Exercise aim: Return all lines in the material below that contain "this".

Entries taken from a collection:
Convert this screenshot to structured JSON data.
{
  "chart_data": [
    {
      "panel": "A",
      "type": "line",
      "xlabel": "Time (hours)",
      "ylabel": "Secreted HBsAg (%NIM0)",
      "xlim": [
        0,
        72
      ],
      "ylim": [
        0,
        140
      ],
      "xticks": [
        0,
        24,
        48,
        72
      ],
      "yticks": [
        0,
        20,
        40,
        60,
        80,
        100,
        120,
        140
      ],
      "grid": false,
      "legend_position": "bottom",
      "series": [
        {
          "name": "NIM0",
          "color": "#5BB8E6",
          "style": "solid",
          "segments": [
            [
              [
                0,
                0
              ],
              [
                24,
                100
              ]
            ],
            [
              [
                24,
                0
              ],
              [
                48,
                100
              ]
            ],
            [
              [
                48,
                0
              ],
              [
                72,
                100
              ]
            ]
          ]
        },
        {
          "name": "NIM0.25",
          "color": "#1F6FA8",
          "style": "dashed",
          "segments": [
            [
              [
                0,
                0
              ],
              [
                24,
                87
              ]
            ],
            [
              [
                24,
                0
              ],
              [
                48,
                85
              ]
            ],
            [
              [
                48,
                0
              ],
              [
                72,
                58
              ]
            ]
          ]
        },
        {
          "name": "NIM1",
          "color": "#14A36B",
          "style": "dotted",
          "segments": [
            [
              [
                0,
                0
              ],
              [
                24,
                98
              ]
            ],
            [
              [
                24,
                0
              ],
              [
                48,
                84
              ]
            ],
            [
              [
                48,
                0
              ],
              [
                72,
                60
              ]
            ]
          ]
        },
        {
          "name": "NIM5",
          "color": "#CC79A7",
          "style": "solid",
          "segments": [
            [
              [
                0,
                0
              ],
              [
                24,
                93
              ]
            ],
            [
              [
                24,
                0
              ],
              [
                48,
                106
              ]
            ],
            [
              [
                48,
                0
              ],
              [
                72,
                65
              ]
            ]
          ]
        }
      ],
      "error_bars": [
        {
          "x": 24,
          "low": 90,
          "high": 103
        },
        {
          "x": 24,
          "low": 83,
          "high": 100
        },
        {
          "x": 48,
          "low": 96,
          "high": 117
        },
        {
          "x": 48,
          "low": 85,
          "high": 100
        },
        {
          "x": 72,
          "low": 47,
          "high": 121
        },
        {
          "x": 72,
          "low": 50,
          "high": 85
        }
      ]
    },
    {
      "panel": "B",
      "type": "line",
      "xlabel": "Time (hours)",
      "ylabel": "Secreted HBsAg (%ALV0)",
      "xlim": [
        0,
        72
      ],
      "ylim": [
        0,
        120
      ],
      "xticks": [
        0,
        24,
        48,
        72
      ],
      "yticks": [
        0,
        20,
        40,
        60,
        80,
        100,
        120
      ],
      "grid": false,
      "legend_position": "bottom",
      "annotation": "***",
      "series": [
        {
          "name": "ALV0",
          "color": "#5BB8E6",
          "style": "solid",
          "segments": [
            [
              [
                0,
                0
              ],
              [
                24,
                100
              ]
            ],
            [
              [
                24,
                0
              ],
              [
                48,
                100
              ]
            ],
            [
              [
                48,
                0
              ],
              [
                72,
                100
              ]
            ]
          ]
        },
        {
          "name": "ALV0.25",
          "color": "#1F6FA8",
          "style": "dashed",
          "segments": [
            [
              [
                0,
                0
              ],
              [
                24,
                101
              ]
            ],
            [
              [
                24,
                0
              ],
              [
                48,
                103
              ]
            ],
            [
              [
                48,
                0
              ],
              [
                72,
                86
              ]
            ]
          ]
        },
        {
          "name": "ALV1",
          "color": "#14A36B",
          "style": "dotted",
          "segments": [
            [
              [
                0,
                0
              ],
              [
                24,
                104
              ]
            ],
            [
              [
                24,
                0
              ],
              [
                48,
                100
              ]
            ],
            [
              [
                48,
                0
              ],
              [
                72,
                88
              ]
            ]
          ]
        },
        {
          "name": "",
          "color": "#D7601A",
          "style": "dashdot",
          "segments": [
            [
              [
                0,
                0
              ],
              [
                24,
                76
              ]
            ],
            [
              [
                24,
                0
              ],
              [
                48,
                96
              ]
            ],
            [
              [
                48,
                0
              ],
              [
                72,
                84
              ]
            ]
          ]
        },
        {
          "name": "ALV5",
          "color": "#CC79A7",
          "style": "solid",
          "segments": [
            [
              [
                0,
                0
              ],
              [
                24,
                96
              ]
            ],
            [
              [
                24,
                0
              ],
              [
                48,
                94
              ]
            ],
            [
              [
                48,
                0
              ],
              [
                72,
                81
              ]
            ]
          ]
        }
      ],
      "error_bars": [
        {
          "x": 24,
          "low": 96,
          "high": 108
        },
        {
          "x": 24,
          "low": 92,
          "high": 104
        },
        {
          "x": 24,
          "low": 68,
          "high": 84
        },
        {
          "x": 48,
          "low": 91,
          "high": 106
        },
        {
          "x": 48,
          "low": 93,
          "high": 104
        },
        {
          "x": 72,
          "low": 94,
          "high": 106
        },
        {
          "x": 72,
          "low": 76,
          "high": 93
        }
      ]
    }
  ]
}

==

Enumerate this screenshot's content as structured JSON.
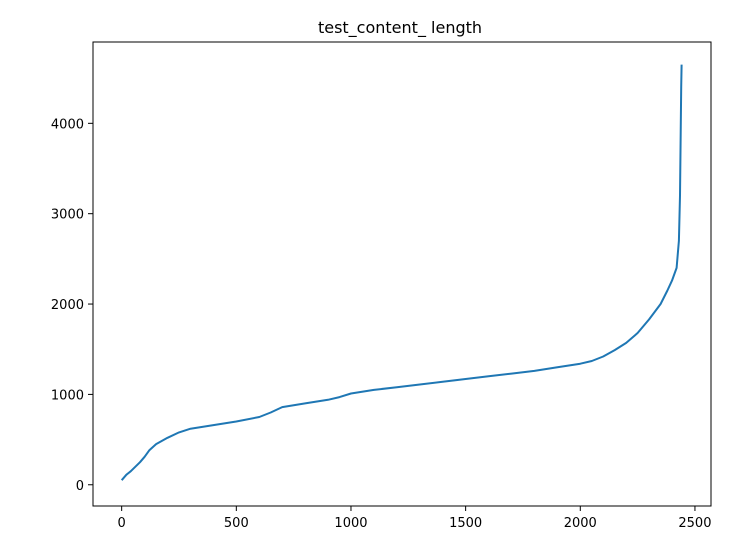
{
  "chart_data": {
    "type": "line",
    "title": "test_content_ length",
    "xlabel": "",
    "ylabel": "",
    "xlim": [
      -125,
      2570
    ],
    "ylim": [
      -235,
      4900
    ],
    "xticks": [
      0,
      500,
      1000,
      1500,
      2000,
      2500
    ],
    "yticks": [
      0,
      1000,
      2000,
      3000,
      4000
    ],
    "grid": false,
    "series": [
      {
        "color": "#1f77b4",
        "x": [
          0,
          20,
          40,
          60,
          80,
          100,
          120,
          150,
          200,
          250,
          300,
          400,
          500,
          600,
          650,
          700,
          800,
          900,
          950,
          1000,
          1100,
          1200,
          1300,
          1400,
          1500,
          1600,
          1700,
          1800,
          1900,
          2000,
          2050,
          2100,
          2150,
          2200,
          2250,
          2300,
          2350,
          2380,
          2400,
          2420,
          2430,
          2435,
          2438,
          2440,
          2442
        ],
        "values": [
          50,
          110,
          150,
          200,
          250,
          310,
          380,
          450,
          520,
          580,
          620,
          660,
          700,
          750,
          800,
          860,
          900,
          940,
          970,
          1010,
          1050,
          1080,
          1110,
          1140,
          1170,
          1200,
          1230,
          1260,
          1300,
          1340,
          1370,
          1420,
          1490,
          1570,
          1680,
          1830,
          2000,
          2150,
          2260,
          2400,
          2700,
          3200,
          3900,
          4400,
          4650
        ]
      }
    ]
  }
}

The reply:
Convert this screenshot to structured JSON data.
Enumerate this screenshot's content as structured JSON.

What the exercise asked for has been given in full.